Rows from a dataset

____________________

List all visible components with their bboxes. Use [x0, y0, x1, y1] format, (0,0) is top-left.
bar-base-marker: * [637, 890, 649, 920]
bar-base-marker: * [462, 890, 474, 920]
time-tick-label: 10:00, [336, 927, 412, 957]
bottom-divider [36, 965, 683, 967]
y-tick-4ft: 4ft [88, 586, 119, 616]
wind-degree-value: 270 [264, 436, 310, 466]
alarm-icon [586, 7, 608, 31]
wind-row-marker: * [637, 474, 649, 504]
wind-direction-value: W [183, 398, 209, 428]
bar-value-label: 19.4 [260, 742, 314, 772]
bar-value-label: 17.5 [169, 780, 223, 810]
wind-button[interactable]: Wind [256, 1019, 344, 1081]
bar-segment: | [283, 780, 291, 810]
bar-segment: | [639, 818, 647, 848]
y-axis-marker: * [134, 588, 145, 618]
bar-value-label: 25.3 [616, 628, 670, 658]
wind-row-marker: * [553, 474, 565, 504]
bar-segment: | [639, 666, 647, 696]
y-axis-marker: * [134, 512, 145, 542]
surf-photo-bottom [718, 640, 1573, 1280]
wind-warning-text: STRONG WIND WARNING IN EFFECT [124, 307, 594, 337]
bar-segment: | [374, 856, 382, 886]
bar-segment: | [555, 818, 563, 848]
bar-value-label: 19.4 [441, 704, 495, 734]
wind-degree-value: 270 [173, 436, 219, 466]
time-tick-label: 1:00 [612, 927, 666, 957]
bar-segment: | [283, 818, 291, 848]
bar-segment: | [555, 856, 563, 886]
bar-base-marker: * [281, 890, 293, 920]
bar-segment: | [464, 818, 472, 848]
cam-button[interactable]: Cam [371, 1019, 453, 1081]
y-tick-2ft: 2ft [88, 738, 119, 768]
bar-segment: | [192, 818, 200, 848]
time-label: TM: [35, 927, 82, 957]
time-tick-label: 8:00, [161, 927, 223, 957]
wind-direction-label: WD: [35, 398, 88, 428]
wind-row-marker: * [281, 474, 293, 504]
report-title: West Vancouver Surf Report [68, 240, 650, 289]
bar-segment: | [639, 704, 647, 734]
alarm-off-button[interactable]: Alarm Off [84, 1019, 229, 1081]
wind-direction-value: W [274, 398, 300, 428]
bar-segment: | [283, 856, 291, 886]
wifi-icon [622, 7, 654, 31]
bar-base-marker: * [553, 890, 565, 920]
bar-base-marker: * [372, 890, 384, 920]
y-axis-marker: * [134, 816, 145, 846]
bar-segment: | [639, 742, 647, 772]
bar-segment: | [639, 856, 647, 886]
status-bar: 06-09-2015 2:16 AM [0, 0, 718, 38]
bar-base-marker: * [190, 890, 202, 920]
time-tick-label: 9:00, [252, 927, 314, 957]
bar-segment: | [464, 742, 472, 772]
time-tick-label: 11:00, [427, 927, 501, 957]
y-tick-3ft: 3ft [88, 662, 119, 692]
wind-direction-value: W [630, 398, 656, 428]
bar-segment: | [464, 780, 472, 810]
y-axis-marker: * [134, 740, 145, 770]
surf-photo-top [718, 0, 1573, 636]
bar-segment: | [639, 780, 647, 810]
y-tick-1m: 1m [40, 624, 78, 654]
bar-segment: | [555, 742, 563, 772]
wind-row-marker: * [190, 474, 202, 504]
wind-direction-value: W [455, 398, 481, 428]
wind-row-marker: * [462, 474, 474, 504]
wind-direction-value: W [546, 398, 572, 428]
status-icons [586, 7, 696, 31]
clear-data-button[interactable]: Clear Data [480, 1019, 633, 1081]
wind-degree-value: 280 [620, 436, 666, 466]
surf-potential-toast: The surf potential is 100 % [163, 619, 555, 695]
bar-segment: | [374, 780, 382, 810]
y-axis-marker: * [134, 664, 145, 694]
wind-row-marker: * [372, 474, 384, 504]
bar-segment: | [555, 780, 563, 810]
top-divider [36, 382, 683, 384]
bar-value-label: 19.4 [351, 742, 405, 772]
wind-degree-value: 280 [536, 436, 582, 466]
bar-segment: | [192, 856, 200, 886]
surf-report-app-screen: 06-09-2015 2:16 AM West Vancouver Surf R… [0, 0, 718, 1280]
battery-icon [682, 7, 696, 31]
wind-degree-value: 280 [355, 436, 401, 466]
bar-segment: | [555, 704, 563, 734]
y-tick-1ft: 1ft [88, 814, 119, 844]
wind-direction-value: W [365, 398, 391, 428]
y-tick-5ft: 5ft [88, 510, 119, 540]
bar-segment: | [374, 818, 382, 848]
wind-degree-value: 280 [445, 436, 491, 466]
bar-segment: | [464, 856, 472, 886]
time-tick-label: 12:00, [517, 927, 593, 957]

____________________

Exercise instructions - Reproduce each line of the data above word for word, covering all of it.

Task result -
List all visible components with their bboxes. Use [x0, y0, x1, y1] format, (0,0) is top-left.
bar-base-marker: * [637, 890, 649, 920]
bar-base-marker: * [462, 890, 474, 920]
time-tick-label: 10:00, [336, 927, 412, 957]
bottom-divider [36, 965, 683, 967]
y-tick-4ft: 4ft [88, 586, 119, 616]
wind-degree-value: 270 [264, 436, 310, 466]
alarm-icon [586, 7, 608, 31]
wind-row-marker: * [637, 474, 649, 504]
wind-direction-value: W [183, 398, 209, 428]
bar-value-label: 19.4 [260, 742, 314, 772]
bar-value-label: 17.5 [169, 780, 223, 810]
wind-button[interactable]: Wind [256, 1019, 344, 1081]
bar-segment: | [283, 780, 291, 810]
bar-segment: | [639, 818, 647, 848]
y-axis-marker: * [134, 588, 145, 618]
bar-value-label: 25.3 [616, 628, 670, 658]
wind-row-marker: * [553, 474, 565, 504]
bar-segment: | [639, 666, 647, 696]
y-axis-marker: * [134, 512, 145, 542]
surf-photo-bottom [718, 640, 1573, 1280]
wind-warning-text: STRONG WIND WARNING IN EFFECT [124, 307, 594, 337]
bar-segment: | [374, 856, 382, 886]
bar-segment: | [555, 818, 563, 848]
bar-value-label: 19.4 [441, 704, 495, 734]
wind-degree-value: 270 [173, 436, 219, 466]
time-tick-label: 1:00 [612, 927, 666, 957]
bar-segment: | [283, 818, 291, 848]
bar-segment: | [555, 856, 563, 886]
bar-base-marker: * [281, 890, 293, 920]
bar-segment: | [464, 818, 472, 848]
cam-button[interactable]: Cam [371, 1019, 453, 1081]
y-tick-2ft: 2ft [88, 738, 119, 768]
bar-segment: | [192, 818, 200, 848]
time-label: TM: [35, 927, 82, 957]
time-tick-label: 8:00, [161, 927, 223, 957]
wind-direction-label: WD: [35, 398, 88, 428]
wind-row-marker: * [281, 474, 293, 504]
report-title: West Vancouver Surf Report [68, 240, 650, 289]
bar-segment: | [639, 704, 647, 734]
alarm-off-button[interactable]: Alarm Off [84, 1019, 229, 1081]
wind-direction-value: W [274, 398, 300, 428]
bar-segment: | [283, 856, 291, 886]
wifi-icon [622, 7, 654, 31]
bar-base-marker: * [553, 890, 565, 920]
bar-base-marker: * [372, 890, 384, 920]
y-axis-marker: * [134, 816, 145, 846]
bar-segment: | [639, 742, 647, 772]
bar-segment: | [639, 856, 647, 886]
status-bar: 06-09-2015 2:16 AM [0, 0, 718, 38]
bar-base-marker: * [190, 890, 202, 920]
time-tick-label: 9:00, [252, 927, 314, 957]
bar-segment: | [464, 742, 472, 772]
time-tick-label: 11:00, [427, 927, 501, 957]
y-tick-3ft: 3ft [88, 662, 119, 692]
wind-direction-value: W [630, 398, 656, 428]
bar-segment: | [464, 780, 472, 810]
y-axis-marker: * [134, 740, 145, 770]
surf-photo-top [718, 0, 1573, 636]
bar-segment: | [639, 780, 647, 810]
y-tick-1m: 1m [40, 624, 78, 654]
bar-segment: | [555, 742, 563, 772]
wind-row-marker: * [190, 474, 202, 504]
wind-direction-value: W [455, 398, 481, 428]
wind-row-marker: * [462, 474, 474, 504]
wind-direction-value: W [546, 398, 572, 428]
status-icons [586, 7, 696, 31]
clear-data-button[interactable]: Clear Data [480, 1019, 633, 1081]
wind-degree-value: 280 [620, 436, 666, 466]
surf-potential-toast: The surf potential is 100 % [163, 619, 555, 695]
bar-segment: | [374, 780, 382, 810]
y-axis-marker: * [134, 664, 145, 694]
wind-row-marker: * [372, 474, 384, 504]
bar-segment: | [555, 780, 563, 810]
top-divider [36, 382, 683, 384]
bar-value-label: 19.4 [351, 742, 405, 772]
wind-degree-value: 280 [536, 436, 582, 466]
bar-segment: | [192, 856, 200, 886]
surf-report-app-screen: 06-09-2015 2:16 AM West Vancouver Surf R… [0, 0, 718, 1280]
battery-icon [682, 7, 696, 31]
wind-degree-value: 280 [355, 436, 401, 466]
bar-segment: | [555, 704, 563, 734]
y-tick-1ft: 1ft [88, 814, 119, 844]
wind-direction-value: W [365, 398, 391, 428]
y-tick-5ft: 5ft [88, 510, 119, 540]
bar-segment: | [374, 818, 382, 848]
wind-degree-value: 280 [445, 436, 491, 466]
bar-segment: | [464, 856, 472, 886]
time-tick-label: 12:00, [517, 927, 593, 957]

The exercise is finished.